▶ _To be done_: Restate the entries below word for word, omitting nothing.

▶ _Records provided_:

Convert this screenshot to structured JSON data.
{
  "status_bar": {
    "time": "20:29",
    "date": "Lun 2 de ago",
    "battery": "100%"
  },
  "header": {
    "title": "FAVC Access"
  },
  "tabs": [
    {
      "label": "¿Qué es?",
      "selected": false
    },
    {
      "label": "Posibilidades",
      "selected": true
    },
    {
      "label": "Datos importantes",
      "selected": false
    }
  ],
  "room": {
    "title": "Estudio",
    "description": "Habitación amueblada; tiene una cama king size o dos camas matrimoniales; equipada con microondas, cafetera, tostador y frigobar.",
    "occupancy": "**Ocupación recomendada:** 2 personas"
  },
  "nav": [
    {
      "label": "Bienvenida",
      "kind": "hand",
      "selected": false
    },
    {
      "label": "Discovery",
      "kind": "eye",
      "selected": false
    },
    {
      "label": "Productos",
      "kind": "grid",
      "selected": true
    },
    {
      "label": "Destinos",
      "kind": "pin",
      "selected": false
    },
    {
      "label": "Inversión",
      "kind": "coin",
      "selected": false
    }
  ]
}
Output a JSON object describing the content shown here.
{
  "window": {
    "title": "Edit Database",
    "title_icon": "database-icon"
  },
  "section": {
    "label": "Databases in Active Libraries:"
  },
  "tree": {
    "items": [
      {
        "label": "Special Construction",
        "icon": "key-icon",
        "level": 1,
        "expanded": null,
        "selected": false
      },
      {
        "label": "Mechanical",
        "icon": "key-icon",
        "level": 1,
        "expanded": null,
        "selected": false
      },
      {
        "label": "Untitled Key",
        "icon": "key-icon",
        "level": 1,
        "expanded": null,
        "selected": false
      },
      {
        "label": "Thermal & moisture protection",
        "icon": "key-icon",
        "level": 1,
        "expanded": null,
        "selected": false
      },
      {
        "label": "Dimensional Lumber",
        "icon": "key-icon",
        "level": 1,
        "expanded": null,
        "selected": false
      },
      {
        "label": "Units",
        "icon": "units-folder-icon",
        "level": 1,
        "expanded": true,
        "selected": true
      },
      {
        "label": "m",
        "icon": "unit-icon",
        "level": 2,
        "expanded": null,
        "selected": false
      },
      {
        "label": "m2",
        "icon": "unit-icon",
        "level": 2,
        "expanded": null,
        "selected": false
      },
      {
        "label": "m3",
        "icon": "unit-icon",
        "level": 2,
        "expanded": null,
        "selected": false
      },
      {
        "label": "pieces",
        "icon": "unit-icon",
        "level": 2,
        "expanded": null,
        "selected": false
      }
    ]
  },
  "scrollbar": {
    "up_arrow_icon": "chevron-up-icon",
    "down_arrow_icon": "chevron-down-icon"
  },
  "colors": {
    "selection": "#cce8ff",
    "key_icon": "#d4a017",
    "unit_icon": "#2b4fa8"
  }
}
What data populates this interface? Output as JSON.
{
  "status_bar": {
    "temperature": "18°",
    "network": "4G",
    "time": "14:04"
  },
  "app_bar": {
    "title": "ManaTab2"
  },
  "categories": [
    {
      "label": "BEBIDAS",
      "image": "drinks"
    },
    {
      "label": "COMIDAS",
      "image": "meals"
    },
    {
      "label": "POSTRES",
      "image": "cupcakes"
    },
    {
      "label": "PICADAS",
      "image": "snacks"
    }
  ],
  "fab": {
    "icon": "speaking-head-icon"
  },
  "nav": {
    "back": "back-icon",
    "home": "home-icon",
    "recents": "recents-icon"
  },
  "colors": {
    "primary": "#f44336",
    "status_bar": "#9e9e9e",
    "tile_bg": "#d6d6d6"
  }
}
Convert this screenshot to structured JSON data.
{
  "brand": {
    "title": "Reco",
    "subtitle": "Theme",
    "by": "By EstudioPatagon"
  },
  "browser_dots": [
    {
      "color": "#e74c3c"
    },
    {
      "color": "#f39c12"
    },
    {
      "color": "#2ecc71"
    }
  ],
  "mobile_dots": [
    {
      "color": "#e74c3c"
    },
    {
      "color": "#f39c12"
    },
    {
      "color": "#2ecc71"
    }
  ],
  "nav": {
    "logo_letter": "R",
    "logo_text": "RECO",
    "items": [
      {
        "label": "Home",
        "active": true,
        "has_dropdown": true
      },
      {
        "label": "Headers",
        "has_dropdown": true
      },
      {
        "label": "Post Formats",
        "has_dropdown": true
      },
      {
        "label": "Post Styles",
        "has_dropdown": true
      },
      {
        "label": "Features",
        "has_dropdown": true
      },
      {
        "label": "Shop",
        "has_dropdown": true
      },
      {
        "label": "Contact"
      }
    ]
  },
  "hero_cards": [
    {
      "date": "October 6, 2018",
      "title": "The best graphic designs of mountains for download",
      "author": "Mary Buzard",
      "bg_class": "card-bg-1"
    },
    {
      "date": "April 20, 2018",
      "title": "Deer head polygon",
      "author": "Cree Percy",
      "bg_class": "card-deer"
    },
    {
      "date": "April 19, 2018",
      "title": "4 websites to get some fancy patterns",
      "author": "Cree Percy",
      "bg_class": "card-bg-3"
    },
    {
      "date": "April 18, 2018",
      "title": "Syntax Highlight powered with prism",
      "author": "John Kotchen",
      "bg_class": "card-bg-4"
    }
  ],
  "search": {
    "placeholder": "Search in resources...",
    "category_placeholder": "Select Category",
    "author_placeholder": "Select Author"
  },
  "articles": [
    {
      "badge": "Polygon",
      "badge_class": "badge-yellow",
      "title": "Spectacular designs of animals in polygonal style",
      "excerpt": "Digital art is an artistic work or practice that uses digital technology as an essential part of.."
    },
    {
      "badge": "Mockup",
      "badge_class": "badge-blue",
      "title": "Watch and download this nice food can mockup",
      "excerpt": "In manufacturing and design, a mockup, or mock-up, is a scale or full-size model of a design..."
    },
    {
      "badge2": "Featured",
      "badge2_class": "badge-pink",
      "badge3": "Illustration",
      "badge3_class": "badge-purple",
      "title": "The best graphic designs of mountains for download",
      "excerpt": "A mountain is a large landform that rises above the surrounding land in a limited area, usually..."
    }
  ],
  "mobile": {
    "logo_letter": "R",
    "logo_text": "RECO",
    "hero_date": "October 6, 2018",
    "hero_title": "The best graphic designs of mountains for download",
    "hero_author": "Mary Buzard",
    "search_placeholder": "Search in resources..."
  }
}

▶ _Problem solution_:
Convert this screenshot to structured JSON data.
{
  "status_bar": {
    "time": "20:29",
    "date": "Lun 2 de ago",
    "battery": "100%"
  },
  "header": {
    "title": "FAVC Access"
  },
  "tabs": [
    {
      "label": "¿Qué es?",
      "selected": false
    },
    {
      "label": "Posibilidades",
      "selected": true
    },
    {
      "label": "Datos importantes",
      "selected": false
    }
  ],
  "room": {
    "title": "Estudio",
    "description": "Habitación amueblada; tiene una cama king size o dos camas matrimoniales; equipada con microondas, cafetera, tostador y frigobar.",
    "occupancy": "**Ocupación recomendada:** 2 personas"
  },
  "nav": [
    {
      "label": "Bienvenida",
      "kind": "hand",
      "selected": false
    },
    {
      "label": "Discovery",
      "kind": "eye",
      "selected": false
    },
    {
      "label": "Productos",
      "kind": "grid",
      "selected": true
    },
    {
      "label": "Destinos",
      "kind": "pin",
      "selected": false
    },
    {
      "label": "Inversión",
      "kind": "coin",
      "selected": false
    }
  ]
}
Output a JSON object describing the content shown here.
{
  "window": {
    "title": "Edit Database",
    "title_icon": "database-icon"
  },
  "section": {
    "label": "Databases in Active Libraries:"
  },
  "tree": {
    "items": [
      {
        "label": "Special Construction",
        "icon": "key-icon",
        "level": 1,
        "expanded": null,
        "selected": false
      },
      {
        "label": "Mechanical",
        "icon": "key-icon",
        "level": 1,
        "expanded": null,
        "selected": false
      },
      {
        "label": "Untitled Key",
        "icon": "key-icon",
        "level": 1,
        "expanded": null,
        "selected": false
      },
      {
        "label": "Thermal & moisture protection",
        "icon": "key-icon",
        "level": 1,
        "expanded": null,
        "selected": false
      },
      {
        "label": "Dimensional Lumber",
        "icon": "key-icon",
        "level": 1,
        "expanded": null,
        "selected": false
      },
      {
        "label": "Units",
        "icon": "units-folder-icon",
        "level": 1,
        "expanded": true,
        "selected": true
      },
      {
        "label": "m",
        "icon": "unit-icon",
        "level": 2,
        "expanded": null,
        "selected": false
      },
      {
        "label": "m2",
        "icon": "unit-icon",
        "level": 2,
        "expanded": null,
        "selected": false
      },
      {
        "label": "m3",
        "icon": "unit-icon",
        "level": 2,
        "expanded": null,
        "selected": false
      },
      {
        "label": "pieces",
        "icon": "unit-icon",
        "level": 2,
        "expanded": null,
        "selected": false
      }
    ]
  },
  "scrollbar": {
    "up_arrow_icon": "chevron-up-icon",
    "down_arrow_icon": "chevron-down-icon"
  },
  "colors": {
    "selection": "#cce8ff",
    "key_icon": "#d4a017",
    "unit_icon": "#2b4fa8"
  }
}
What data populates this interface? Output as JSON.
{
  "status_bar": {
    "temperature": "18°",
    "network": "4G",
    "time": "14:04"
  },
  "app_bar": {
    "title": "ManaTab2"
  },
  "categories": [
    {
      "label": "BEBIDAS",
      "image": "drinks"
    },
    {
      "label": "COMIDAS",
      "image": "meals"
    },
    {
      "label": "POSTRES",
      "image": "cupcakes"
    },
    {
      "label": "PICADAS",
      "image": "snacks"
    }
  ],
  "fab": {
    "icon": "speaking-head-icon"
  },
  "nav": {
    "back": "back-icon",
    "home": "home-icon",
    "recents": "recents-icon"
  },
  "colors": {
    "primary": "#f44336",
    "status_bar": "#9e9e9e",
    "tile_bg": "#d6d6d6"
  }
}
Convert this screenshot to structured JSON data.
{
  "brand": {
    "title": "Reco",
    "subtitle": "Theme",
    "by": "By EstudioPatagon"
  },
  "browser_dots": [
    {
      "color": "#e74c3c"
    },
    {
      "color": "#f39c12"
    },
    {
      "color": "#2ecc71"
    }
  ],
  "mobile_dots": [
    {
      "color": "#e74c3c"
    },
    {
      "color": "#f39c12"
    },
    {
      "color": "#2ecc71"
    }
  ],
  "nav": {
    "logo_letter": "R",
    "logo_text": "RECO",
    "items": [
      {
        "label": "Home",
        "active": true,
        "has_dropdown": true
      },
      {
        "label": "Headers",
        "has_dropdown": true
      },
      {
        "label": "Post Formats",
        "has_dropdown": true
      },
      {
        "label": "Post Styles",
        "has_dropdown": true
      },
      {
        "label": "Features",
        "has_dropdown": true
      },
      {
        "label": "Shop",
        "has_dropdown": true
      },
      {
        "label": "Contact"
      }
    ]
  },
  "hero_cards": [
    {
      "date": "October 6, 2018",
      "title": "The best graphic designs of mountains for download",
      "author": "Mary Buzard",
      "bg_class": "card-bg-1"
    },
    {
      "date": "April 20, 2018",
      "title": "Deer head polygon",
      "author": "Cree Percy",
      "bg_class": "card-deer"
    },
    {
      "date": "April 19, 2018",
      "title": "4 websites to get some fancy patterns",
      "author": "Cree Percy",
      "bg_class": "card-bg-3"
    },
    {
      "date": "April 18, 2018",
      "title": "Syntax Highlight powered with prism",
      "author": "John Kotchen",
      "bg_class": "card-bg-4"
    }
  ],
  "search": {
    "placeholder": "Search in resources...",
    "category_placeholder": "Select Category",
    "author_placeholder": "Select Author"
  },
  "articles": [
    {
      "badge": "Polygon",
      "badge_class": "badge-yellow",
      "title": "Spectacular designs of animals in polygonal style",
      "excerpt": "Digital art is an artistic work or practice that uses digital technology as an essential part of.."
    },
    {
      "badge": "Mockup",
      "badge_class": "badge-blue",
      "title": "Watch and download this nice food can mockup",
      "excerpt": "In manufacturing and design, a mockup, or mock-up, is a scale or full-size model of a design..."
    },
    {
      "badge2": "Featured",
      "badge2_class": "badge-pink",
      "badge3": "Illustration",
      "badge3_class": "badge-purple",
      "title": "The best graphic designs of mountains for download",
      "excerpt": "A mountain is a large landform that rises above the surrounding land in a limited area, usually..."
    }
  ],
  "mobile": {
    "logo_letter": "R",
    "logo_text": "RECO",
    "hero_date": "October 6, 2018",
    "hero_title": "The best graphic designs of mountains for download",
    "hero_author": "Mary Buzard",
    "search_placeholder": "Search in resources..."
  }
}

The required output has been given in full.